Give only the count of lines containing "PEOPLE".

= = = = =

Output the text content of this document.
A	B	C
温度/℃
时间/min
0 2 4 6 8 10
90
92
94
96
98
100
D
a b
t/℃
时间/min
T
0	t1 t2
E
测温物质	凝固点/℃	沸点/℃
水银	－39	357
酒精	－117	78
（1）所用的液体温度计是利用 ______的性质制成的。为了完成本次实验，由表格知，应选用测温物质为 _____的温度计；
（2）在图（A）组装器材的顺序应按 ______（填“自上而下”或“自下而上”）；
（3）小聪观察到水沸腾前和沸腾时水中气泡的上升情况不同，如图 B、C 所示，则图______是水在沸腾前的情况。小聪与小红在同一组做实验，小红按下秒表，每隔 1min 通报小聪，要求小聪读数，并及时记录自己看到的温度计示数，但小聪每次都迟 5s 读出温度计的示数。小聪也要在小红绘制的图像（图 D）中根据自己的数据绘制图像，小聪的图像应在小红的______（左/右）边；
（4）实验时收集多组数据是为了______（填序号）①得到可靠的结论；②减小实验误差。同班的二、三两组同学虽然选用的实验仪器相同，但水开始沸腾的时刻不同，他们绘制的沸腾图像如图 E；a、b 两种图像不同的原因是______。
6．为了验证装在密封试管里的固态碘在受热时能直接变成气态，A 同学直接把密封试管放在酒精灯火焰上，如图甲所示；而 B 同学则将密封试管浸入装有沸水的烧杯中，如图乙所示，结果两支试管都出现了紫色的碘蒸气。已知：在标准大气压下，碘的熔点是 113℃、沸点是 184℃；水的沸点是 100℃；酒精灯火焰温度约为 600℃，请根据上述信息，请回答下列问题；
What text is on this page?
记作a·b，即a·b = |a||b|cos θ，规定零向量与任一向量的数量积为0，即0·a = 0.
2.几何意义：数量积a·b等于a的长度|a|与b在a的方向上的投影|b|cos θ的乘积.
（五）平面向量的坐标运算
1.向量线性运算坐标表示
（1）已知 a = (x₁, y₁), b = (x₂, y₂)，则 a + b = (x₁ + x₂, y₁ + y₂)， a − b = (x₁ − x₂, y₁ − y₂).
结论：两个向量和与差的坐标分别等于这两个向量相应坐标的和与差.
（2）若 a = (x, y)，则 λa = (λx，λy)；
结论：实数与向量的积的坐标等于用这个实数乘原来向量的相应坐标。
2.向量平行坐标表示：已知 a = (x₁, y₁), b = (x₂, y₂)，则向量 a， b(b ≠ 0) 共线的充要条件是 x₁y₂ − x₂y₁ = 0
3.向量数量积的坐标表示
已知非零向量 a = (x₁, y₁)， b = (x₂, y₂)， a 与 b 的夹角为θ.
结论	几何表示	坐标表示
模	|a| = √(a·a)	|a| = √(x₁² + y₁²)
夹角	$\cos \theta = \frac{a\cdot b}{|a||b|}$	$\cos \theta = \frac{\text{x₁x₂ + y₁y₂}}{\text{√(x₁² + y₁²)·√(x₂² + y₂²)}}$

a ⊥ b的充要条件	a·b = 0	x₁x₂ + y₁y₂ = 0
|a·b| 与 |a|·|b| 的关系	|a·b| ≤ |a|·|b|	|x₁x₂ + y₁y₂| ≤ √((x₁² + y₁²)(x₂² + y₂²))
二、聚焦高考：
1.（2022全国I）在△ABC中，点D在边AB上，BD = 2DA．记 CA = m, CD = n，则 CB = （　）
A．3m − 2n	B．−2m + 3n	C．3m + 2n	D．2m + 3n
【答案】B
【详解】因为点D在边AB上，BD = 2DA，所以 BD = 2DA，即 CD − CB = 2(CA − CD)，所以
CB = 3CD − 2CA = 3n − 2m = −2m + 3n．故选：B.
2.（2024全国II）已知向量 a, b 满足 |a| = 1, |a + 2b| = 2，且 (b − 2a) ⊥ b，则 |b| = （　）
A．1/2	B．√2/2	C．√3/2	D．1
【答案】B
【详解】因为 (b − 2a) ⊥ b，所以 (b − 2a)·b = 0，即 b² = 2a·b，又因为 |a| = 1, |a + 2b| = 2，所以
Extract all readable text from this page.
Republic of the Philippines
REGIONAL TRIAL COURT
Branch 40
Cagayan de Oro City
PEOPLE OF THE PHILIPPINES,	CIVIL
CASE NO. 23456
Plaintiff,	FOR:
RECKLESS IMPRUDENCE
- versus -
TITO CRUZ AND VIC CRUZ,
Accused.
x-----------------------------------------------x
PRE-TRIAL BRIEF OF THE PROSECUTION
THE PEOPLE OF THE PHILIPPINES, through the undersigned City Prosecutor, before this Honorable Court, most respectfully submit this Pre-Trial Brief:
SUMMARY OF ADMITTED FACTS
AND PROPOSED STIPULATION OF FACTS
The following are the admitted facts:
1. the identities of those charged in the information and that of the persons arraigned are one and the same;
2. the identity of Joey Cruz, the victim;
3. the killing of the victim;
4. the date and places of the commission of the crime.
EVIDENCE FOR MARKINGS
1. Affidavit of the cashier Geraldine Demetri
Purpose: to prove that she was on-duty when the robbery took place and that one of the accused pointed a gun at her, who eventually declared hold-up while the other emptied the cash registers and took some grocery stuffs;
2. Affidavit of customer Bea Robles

= = = = =

RESPONSE TO THE TASK:
2